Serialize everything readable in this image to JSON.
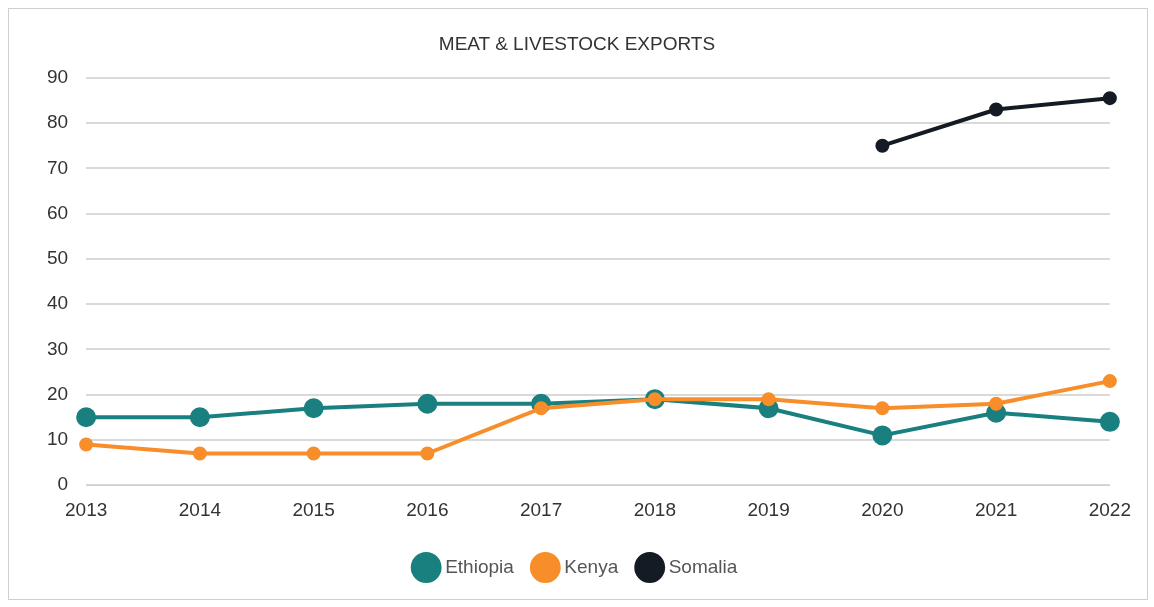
{
  "chart_data": {
    "type": "line",
    "title": "MEAT & LIVESTOCK EXPORTS",
    "categories": [
      "2013",
      "2014",
      "2015",
      "2016",
      "2017",
      "2018",
      "2019",
      "2020",
      "2021",
      "2022"
    ],
    "series": [
      {
        "name": "Ethiopia",
        "color": "#1a7f7f",
        "values": [
          15,
          15,
          17,
          18,
          18,
          19,
          17,
          11,
          16,
          14
        ]
      },
      {
        "name": "Kenya",
        "color": "#f78e2a",
        "values": [
          9,
          7,
          7,
          7,
          17,
          19,
          19,
          17,
          18,
          23
        ]
      },
      {
        "name": "Somalia",
        "color": "#141b24",
        "values": [
          null,
          null,
          null,
          null,
          null,
          null,
          null,
          75,
          83,
          85.5
        ]
      }
    ],
    "ylim": [
      0,
      90
    ],
    "yticks": [
      0,
      10,
      20,
      30,
      40,
      50,
      60,
      70,
      80,
      90
    ],
    "grid": "y",
    "legend": "bottom",
    "marker": "circle",
    "line_style": "solid"
  }
}
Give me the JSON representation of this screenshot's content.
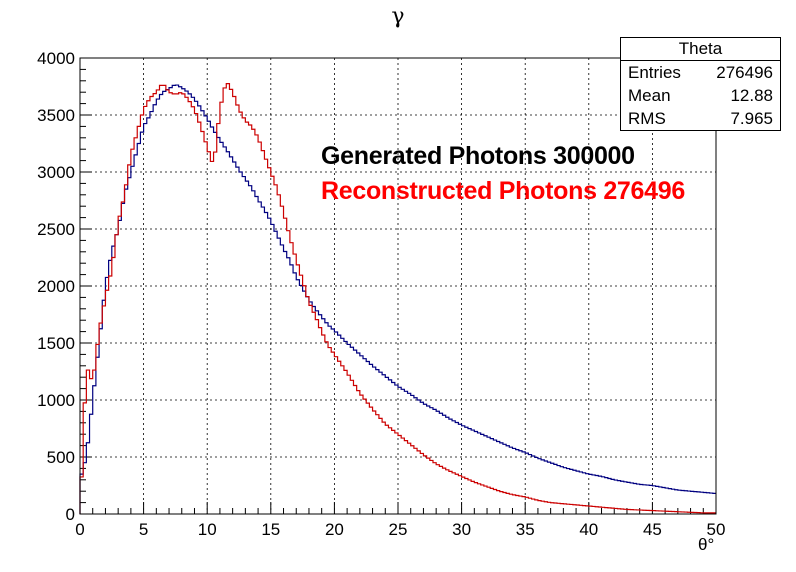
+--
* _Task_
Quote the data above in full and without alteration; skip the pictures.

* _Output below_
Serialize everything readable in this image to JSON.
{
  "chart_data": {
    "type": "line",
    "title": "MEAT & LIVESTOCK EXPORTS",
    "categories": [
      "2013",
      "2014",
      "2015",
      "2016",
      "2017",
      "2018",
      "2019",
      "2020",
      "2021",
      "2022"
    ],
    "series": [
      {
        "name": "Ethiopia",
        "color": "#1a7f7f",
        "values": [
          15,
          15,
          17,
          18,
          18,
          19,
          17,
          11,
          16,
          14
        ]
      },
      {
        "name": "Kenya",
        "color": "#f78e2a",
        "values": [
          9,
          7,
          7,
          7,
          17,
          19,
          19,
          17,
          18,
          23
        ]
      },
      {
        "name": "Somalia",
        "color": "#141b24",
        "values": [
          null,
          null,
          null,
          null,
          null,
          null,
          null,
          75,
          83,
          85.5
        ]
      }
    ],
    "ylim": [
      0,
      90
    ],
    "yticks": [
      0,
      10,
      20,
      30,
      40,
      50,
      60,
      70,
      80,
      90
    ],
    "grid": "y",
    "legend": "bottom",
    "marker": "circle",
    "line_style": "solid"
  }
}
Give me the JSON representation of this screenshot's content.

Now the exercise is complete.